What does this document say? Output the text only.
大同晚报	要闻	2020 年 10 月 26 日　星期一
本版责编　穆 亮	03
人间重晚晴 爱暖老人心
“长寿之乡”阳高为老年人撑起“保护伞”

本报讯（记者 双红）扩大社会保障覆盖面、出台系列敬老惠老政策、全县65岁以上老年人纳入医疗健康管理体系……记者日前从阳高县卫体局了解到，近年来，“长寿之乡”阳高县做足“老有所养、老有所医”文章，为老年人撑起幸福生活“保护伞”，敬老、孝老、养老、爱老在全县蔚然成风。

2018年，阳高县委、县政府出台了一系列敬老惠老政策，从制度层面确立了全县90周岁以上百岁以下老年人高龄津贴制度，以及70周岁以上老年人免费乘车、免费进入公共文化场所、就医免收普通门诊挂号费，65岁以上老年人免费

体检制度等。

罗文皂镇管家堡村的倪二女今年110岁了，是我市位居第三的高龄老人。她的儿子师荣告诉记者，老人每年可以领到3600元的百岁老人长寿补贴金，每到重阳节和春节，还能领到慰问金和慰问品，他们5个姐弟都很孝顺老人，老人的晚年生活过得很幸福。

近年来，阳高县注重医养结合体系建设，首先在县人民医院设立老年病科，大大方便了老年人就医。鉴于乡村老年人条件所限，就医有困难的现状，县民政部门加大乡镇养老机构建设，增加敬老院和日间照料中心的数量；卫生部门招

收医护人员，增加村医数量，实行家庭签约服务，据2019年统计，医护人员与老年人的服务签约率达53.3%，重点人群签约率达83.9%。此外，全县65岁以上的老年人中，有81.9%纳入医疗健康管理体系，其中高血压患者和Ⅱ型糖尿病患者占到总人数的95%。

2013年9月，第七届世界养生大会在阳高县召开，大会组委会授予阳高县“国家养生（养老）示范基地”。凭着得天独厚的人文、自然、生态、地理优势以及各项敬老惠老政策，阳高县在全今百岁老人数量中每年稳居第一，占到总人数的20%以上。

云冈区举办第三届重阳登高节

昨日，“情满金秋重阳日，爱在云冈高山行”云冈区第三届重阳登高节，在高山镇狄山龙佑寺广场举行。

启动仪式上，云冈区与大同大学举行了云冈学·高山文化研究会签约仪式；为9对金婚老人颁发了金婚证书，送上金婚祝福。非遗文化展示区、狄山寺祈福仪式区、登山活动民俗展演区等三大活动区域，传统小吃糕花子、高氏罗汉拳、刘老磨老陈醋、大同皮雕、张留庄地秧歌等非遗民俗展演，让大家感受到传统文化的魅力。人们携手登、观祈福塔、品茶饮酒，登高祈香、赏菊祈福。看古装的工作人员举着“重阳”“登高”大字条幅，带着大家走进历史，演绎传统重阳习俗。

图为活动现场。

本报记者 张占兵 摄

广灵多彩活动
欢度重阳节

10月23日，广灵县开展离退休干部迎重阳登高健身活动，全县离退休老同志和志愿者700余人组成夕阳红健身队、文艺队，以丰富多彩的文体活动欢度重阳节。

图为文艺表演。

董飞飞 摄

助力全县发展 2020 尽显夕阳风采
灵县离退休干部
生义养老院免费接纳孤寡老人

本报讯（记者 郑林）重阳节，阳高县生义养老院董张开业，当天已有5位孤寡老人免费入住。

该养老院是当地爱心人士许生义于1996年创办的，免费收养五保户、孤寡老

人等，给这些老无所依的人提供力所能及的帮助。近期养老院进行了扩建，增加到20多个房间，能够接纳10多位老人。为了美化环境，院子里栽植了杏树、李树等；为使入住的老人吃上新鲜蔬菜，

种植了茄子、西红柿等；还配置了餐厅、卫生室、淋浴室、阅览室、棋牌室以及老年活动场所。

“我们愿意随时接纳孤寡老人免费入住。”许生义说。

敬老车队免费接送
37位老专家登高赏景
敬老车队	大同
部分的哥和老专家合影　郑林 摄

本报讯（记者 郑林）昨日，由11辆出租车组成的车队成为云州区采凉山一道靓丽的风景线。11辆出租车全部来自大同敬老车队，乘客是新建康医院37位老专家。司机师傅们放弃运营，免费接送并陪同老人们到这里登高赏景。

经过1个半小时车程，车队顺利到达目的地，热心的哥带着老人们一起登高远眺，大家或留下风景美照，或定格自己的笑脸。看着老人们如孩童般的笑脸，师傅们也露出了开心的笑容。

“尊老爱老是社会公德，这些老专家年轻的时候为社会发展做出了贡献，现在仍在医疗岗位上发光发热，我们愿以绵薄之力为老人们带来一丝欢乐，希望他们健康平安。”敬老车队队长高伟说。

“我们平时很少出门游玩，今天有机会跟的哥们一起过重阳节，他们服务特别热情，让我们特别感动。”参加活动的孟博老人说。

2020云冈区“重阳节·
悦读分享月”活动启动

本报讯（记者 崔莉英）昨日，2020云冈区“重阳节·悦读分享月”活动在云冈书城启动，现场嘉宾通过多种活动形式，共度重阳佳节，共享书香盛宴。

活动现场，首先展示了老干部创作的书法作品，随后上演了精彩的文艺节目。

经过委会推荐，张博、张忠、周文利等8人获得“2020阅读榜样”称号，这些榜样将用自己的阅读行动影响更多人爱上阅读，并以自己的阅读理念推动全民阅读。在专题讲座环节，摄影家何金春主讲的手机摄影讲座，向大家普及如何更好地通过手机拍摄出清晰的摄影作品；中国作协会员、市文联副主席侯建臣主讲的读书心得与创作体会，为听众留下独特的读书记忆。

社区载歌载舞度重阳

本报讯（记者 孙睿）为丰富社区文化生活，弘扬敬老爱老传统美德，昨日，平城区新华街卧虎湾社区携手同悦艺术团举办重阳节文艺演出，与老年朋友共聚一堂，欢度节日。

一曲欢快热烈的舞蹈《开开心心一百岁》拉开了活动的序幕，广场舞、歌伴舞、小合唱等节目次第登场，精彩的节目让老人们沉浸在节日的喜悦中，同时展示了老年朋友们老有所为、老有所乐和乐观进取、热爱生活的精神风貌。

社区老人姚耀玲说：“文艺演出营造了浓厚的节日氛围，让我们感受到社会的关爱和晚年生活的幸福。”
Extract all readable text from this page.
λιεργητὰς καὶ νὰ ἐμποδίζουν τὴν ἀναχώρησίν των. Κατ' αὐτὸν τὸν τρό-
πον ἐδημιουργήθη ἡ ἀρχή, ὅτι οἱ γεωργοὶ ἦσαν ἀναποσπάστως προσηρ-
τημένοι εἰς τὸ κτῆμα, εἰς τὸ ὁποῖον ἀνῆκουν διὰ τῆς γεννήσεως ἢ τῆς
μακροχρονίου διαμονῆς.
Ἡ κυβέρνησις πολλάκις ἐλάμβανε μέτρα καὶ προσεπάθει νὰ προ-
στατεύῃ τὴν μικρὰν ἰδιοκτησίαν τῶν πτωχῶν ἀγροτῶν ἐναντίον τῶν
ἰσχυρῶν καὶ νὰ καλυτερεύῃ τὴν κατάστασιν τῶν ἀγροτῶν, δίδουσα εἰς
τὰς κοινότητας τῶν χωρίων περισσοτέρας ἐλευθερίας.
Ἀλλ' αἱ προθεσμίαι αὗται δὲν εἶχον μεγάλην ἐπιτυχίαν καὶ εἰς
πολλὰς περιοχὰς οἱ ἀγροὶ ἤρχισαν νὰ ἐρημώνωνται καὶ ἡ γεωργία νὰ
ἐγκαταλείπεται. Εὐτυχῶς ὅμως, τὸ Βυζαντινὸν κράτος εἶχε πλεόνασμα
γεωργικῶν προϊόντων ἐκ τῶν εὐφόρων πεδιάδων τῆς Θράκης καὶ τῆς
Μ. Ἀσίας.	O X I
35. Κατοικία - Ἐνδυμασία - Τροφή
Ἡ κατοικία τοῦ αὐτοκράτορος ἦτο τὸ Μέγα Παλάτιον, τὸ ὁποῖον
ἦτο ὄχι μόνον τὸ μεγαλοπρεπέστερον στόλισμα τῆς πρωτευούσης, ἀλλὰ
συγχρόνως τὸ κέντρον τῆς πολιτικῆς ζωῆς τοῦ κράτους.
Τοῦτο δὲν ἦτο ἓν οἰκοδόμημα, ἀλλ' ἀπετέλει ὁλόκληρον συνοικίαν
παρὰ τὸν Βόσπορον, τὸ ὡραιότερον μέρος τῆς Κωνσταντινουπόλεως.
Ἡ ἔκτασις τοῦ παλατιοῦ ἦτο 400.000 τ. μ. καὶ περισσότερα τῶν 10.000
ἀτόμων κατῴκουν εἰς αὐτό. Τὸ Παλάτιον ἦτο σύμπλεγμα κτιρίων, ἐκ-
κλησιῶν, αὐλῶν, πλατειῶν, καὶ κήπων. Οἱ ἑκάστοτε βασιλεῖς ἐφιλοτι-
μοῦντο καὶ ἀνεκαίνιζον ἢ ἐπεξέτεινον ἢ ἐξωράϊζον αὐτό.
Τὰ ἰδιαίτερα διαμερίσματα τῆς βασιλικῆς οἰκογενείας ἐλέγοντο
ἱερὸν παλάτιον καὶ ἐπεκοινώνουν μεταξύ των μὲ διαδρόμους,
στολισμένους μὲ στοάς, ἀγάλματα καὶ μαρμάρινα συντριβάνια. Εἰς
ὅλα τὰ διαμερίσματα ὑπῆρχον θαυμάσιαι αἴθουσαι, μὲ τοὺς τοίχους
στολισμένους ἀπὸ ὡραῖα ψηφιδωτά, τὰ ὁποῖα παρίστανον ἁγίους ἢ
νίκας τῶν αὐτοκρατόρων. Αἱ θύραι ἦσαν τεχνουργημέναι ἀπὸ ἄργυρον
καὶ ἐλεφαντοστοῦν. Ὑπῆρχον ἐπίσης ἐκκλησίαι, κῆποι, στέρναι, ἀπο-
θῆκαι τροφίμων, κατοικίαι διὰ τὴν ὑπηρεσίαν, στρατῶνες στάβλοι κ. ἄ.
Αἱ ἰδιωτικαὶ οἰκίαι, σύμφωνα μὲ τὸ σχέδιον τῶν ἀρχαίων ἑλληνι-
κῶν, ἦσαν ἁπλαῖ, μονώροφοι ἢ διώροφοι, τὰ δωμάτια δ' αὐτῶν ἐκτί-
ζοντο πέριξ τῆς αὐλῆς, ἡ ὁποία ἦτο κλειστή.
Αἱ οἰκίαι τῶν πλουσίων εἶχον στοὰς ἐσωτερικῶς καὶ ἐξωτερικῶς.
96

- _THE TASK_:
From the listing above, report the number of lines containing the string "长寿之乡", without any accompanying remarks.

- _COMPLETE RESPONSE_:
2